┏━━

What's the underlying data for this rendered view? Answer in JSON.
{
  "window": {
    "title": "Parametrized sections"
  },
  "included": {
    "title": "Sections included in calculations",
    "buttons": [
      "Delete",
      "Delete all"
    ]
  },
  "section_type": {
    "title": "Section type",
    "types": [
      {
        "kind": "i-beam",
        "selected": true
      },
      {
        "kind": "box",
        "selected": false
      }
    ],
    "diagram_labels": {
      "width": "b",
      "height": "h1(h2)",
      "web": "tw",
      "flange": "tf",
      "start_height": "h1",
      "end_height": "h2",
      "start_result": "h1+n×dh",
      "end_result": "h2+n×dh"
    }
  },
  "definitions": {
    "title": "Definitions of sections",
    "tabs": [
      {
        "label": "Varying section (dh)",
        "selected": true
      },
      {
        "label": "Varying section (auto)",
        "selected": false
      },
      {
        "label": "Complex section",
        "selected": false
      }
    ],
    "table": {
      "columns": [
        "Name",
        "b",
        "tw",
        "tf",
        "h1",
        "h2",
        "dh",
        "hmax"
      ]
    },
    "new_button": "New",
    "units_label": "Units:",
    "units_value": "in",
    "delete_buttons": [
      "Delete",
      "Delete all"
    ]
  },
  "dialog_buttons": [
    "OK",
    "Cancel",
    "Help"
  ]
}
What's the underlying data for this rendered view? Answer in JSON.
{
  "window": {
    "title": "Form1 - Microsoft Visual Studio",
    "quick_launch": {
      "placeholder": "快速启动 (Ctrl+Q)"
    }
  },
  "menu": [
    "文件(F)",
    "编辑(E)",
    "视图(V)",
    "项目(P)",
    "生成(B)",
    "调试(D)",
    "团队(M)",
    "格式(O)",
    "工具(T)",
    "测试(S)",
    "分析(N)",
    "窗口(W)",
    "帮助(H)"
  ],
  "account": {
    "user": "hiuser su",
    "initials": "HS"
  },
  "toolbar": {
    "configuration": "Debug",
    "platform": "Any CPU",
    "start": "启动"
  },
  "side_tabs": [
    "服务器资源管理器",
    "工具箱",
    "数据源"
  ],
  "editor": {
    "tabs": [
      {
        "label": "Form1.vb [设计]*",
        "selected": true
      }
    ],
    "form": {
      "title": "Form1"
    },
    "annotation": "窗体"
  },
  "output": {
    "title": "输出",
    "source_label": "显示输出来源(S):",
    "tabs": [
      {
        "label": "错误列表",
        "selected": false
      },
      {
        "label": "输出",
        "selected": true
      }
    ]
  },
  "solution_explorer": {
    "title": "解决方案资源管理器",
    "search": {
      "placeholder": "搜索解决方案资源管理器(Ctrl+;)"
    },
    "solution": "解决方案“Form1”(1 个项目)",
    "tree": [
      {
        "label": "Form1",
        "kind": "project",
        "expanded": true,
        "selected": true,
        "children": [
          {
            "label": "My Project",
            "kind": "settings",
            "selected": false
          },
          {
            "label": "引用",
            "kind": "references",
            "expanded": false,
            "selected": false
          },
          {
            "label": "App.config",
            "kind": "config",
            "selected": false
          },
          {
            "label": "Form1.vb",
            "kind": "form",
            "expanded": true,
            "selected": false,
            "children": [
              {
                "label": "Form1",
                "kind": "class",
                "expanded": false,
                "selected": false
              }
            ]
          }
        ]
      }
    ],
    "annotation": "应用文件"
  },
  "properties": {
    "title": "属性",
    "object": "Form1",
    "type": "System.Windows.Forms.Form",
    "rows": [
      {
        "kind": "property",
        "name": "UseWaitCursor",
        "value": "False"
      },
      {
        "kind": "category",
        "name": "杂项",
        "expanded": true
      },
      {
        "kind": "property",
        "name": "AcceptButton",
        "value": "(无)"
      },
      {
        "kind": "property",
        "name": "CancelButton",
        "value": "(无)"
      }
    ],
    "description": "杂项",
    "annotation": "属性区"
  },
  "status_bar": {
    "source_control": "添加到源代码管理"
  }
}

┗━━

GIVEN PROBLEM: All of the entries should be written out again exactly.

OUTPUT FOR THIS TASK:
What's the underlying data for this rendered view? Answer in JSON.
{
  "window": {
    "title": "Parametrized sections"
  },
  "included": {
    "title": "Sections included in calculations",
    "buttons": [
      "Delete",
      "Delete all"
    ]
  },
  "section_type": {
    "title": "Section type",
    "types": [
      {
        "kind": "i-beam",
        "selected": true
      },
      {
        "kind": "box",
        "selected": false
      }
    ],
    "diagram_labels": {
      "width": "b",
      "height": "h1(h2)",
      "web": "tw",
      "flange": "tf",
      "start_height": "h1",
      "end_height": "h2",
      "start_result": "h1+n×dh",
      "end_result": "h2+n×dh"
    }
  },
  "definitions": {
    "title": "Definitions of sections",
    "tabs": [
      {
        "label": "Varying section (dh)",
        "selected": true
      },
      {
        "label": "Varying section (auto)",
        "selected": false
      },
      {
        "label": "Complex section",
        "selected": false
      }
    ],
    "table": {
      "columns": [
        "Name",
        "b",
        "tw",
        "tf",
        "h1",
        "h2",
        "dh",
        "hmax"
      ]
    },
    "new_button": "New",
    "units_label": "Units:",
    "units_value": "in",
    "delete_buttons": [
      "Delete",
      "Delete all"
    ]
  },
  "dialog_buttons": [
    "OK",
    "Cancel",
    "Help"
  ]
}
What's the underlying data for this rendered view? Answer in JSON.
{
  "window": {
    "title": "Form1 - Microsoft Visual Studio",
    "quick_launch": {
      "placeholder": "快速启动 (Ctrl+Q)"
    }
  },
  "menu": [
    "文件(F)",
    "编辑(E)",
    "视图(V)",
    "项目(P)",
    "生成(B)",
    "调试(D)",
    "团队(M)",
    "格式(O)",
    "工具(T)",
    "测试(S)",
    "分析(N)",
    "窗口(W)",
    "帮助(H)"
  ],
  "account": {
    "user": "hiuser su",
    "initials": "HS"
  },
  "toolbar": {
    "configuration": "Debug",
    "platform": "Any CPU",
    "start": "启动"
  },
  "side_tabs": [
    "服务器资源管理器",
    "工具箱",
    "数据源"
  ],
  "editor": {
    "tabs": [
      {
        "label": "Form1.vb [设计]*",
        "selected": true
      }
    ],
    "form": {
      "title": "Form1"
    },
    "annotation": "窗体"
  },
  "output": {
    "title": "输出",
    "source_label": "显示输出来源(S):",
    "tabs": [
      {
        "label": "错误列表",
        "selected": false
      },
      {
        "label": "输出",
        "selected": true
      }
    ]
  },
  "solution_explorer": {
    "title": "解决方案资源管理器",
    "search": {
      "placeholder": "搜索解决方案资源管理器(Ctrl+;)"
    },
    "solution": "解决方案“Form1”(1 个项目)",
    "tree": [
      {
        "label": "Form1",
        "kind": "project",
        "expanded": true,
        "selected": true,
        "children": [
          {
            "label": "My Project",
            "kind": "settings",
            "selected": false
          },
          {
            "label": "引用",
            "kind": "references",
            "expanded": false,
            "selected": false
          },
          {
            "label": "App.config",
            "kind": "config",
            "selected": false
          },
          {
            "label": "Form1.vb",
            "kind": "form",
            "expanded": true,
            "selected": false,
            "children": [
              {
                "label": "Form1",
                "kind": "class",
                "expanded": false,
                "selected": false
              }
            ]
          }
        ]
      }
    ],
    "annotation": "应用文件"
  },
  "properties": {
    "title": "属性",
    "object": "Form1",
    "type": "System.Windows.Forms.Form",
    "rows": [
      {
        "kind": "property",
        "name": "UseWaitCursor",
        "value": "False"
      },
      {
        "kind": "category",
        "name": "杂项",
        "expanded": true
      },
      {
        "kind": "property",
        "name": "AcceptButton",
        "value": "(无)"
      },
      {
        "kind": "property",
        "name": "CancelButton",
        "value": "(无)"
      }
    ],
    "description": "杂项",
    "annotation": "属性区"
  },
  "status_bar": {
    "source_control": "添加到源代码管理"
  }
}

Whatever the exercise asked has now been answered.